--- Start Supplied records ---
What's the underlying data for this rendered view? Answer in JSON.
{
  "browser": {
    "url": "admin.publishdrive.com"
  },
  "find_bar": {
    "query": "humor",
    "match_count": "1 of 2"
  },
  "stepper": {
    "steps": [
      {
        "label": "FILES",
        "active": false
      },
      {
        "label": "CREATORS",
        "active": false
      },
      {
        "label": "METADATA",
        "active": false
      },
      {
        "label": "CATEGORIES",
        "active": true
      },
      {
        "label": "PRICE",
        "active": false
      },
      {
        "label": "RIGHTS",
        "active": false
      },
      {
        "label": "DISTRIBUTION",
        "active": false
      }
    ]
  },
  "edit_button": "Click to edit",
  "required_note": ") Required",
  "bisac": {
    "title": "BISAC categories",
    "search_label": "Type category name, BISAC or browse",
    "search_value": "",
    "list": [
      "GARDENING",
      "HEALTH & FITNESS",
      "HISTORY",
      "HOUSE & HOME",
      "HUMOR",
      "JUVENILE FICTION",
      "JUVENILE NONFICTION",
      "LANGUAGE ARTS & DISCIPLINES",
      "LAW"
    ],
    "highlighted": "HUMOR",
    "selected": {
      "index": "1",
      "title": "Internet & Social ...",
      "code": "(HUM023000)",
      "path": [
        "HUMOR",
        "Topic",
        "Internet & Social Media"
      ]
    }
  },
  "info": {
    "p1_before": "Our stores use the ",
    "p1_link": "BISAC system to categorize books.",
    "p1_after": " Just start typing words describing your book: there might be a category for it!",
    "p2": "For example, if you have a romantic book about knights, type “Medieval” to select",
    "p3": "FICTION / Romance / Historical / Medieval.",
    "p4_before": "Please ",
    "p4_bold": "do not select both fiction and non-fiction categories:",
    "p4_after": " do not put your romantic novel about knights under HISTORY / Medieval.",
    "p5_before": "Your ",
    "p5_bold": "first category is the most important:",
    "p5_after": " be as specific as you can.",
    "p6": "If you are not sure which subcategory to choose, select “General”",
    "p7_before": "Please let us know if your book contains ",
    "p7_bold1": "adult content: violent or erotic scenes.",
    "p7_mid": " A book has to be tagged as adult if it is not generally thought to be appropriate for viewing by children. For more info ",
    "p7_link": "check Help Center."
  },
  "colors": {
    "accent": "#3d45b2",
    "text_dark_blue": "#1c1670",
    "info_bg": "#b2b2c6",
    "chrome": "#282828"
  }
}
--- End Supplied records ---
▸ **Aim of the task**
Emit the records above again, exactly, with no line skipped.

▸ **Exercise response**
What's the underlying data for this rendered view? Answer in JSON.
{
  "browser": {
    "url": "admin.publishdrive.com"
  },
  "find_bar": {
    "query": "humor",
    "match_count": "1 of 2"
  },
  "stepper": {
    "steps": [
      {
        "label": "FILES",
        "active": false
      },
      {
        "label": "CREATORS",
        "active": false
      },
      {
        "label": "METADATA",
        "active": false
      },
      {
        "label": "CATEGORIES",
        "active": true
      },
      {
        "label": "PRICE",
        "active": false
      },
      {
        "label": "RIGHTS",
        "active": false
      },
      {
        "label": "DISTRIBUTION",
        "active": false
      }
    ]
  },
  "edit_button": "Click to edit",
  "required_note": ") Required",
  "bisac": {
    "title": "BISAC categories",
    "search_label": "Type category name, BISAC or browse",
    "search_value": "",
    "list": [
      "GARDENING",
      "HEALTH & FITNESS",
      "HISTORY",
      "HOUSE & HOME",
      "HUMOR",
      "JUVENILE FICTION",
      "JUVENILE NONFICTION",
      "LANGUAGE ARTS & DISCIPLINES",
      "LAW"
    ],
    "highlighted": "HUMOR",
    "selected": {
      "index": "1",
      "title": "Internet & Social ...",
      "code": "(HUM023000)",
      "path": [
        "HUMOR",
        "Topic",
        "Internet & Social Media"
      ]
    }
  },
  "info": {
    "p1_before": "Our stores use the ",
    "p1_link": "BISAC system to categorize books.",
    "p1_after": " Just start typing words describing your book: there might be a category for it!",
    "p2": "For example, if you have a romantic book about knights, type “Medieval” to select",
    "p3": "FICTION / Romance / Historical / Medieval.",
    "p4_before": "Please ",
    "p4_bold": "do not select both fiction and non-fiction categories:",
    "p4_after": " do not put your romantic novel about knights under HISTORY / Medieval.",
    "p5_before": "Your ",
    "p5_bold": "first category is the most important:",
    "p5_after": " be as specific as you can.",
    "p6": "If you are not sure which subcategory to choose, select “General”",
    "p7_before": "Please let us know if your book contains ",
    "p7_bold1": "adult content: violent or erotic scenes.",
    "p7_mid": " A book has to be tagged as adult if it is not generally thought to be appropriate for viewing by children. For more info ",
    "p7_link": "check Help Center."
  },
  "colors": {
    "accent": "#3d45b2",
    "text_dark_blue": "#1c1670",
    "info_bg": "#b2b2c6",
    "chrome": "#282828"
  }
}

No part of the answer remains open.